++++ Exercise input

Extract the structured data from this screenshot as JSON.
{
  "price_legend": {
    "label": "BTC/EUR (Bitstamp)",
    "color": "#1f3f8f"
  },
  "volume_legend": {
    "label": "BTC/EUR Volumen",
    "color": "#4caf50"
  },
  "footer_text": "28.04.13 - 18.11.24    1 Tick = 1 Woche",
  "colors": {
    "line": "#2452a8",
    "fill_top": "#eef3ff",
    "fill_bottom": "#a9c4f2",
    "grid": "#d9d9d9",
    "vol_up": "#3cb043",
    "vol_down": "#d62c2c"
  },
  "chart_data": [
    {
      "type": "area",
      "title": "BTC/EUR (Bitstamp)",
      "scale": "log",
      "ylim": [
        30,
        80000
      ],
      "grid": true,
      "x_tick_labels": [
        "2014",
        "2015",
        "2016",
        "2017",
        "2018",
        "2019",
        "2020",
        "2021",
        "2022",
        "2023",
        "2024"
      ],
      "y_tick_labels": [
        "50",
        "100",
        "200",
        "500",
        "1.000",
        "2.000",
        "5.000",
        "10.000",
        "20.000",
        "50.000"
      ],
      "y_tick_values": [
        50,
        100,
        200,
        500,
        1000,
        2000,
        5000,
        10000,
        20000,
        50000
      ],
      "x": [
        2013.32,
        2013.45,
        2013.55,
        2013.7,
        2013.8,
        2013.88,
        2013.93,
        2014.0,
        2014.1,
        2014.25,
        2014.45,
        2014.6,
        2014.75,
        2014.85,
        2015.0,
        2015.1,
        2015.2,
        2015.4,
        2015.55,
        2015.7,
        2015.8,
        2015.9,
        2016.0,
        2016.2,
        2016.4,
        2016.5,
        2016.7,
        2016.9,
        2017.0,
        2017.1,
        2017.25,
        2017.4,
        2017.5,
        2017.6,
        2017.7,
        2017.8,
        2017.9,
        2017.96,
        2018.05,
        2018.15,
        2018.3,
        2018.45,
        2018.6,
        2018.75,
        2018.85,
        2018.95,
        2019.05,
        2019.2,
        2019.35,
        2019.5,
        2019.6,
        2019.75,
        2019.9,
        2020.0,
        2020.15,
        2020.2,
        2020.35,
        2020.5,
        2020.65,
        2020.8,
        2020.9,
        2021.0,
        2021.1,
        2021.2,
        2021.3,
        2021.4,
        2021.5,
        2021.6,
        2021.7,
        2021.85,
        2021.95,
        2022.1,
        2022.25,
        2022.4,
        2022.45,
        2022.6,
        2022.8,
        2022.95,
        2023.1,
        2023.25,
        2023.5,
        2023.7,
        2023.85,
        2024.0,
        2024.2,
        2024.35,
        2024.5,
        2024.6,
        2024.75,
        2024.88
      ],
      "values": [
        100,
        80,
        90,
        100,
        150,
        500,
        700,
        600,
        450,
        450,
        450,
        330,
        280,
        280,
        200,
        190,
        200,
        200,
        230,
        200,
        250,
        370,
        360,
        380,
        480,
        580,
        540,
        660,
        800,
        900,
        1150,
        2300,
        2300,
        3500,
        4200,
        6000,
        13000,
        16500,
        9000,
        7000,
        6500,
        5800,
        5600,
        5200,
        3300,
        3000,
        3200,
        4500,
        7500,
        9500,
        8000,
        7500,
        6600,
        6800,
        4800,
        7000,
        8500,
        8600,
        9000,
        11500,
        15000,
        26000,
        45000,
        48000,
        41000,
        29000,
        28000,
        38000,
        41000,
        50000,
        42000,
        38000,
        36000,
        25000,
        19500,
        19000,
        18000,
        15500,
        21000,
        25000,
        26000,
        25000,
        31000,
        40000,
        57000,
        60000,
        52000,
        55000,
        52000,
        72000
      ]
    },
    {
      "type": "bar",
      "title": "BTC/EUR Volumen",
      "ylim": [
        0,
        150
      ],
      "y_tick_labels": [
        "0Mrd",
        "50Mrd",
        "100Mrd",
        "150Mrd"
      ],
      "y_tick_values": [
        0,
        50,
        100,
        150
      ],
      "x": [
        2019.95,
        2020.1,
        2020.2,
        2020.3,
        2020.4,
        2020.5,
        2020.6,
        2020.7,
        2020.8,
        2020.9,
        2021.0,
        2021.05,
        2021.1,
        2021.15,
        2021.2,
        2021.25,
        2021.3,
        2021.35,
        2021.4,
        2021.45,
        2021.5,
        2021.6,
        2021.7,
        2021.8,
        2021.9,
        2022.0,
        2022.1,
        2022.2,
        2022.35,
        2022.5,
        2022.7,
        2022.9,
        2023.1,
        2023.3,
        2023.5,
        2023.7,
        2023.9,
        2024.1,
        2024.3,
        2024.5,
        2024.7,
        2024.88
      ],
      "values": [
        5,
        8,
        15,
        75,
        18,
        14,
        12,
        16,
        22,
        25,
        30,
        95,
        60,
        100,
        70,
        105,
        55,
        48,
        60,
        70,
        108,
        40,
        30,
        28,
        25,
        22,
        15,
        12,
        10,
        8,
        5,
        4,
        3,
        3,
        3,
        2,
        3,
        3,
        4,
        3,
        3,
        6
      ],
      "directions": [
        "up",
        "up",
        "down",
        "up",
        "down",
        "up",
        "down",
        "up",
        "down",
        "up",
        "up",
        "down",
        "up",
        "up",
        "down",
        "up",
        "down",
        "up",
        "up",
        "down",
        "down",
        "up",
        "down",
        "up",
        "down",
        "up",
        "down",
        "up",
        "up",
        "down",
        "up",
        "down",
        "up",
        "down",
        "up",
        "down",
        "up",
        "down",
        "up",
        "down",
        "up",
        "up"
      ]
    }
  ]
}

++++++++

Stated goal: Write out every line from the entries where "Bitstamp" appears.

Exercise output:
    "label": "BTC/EUR (Bitstamp)",
      "title": "BTC/EUR (Bitstamp)",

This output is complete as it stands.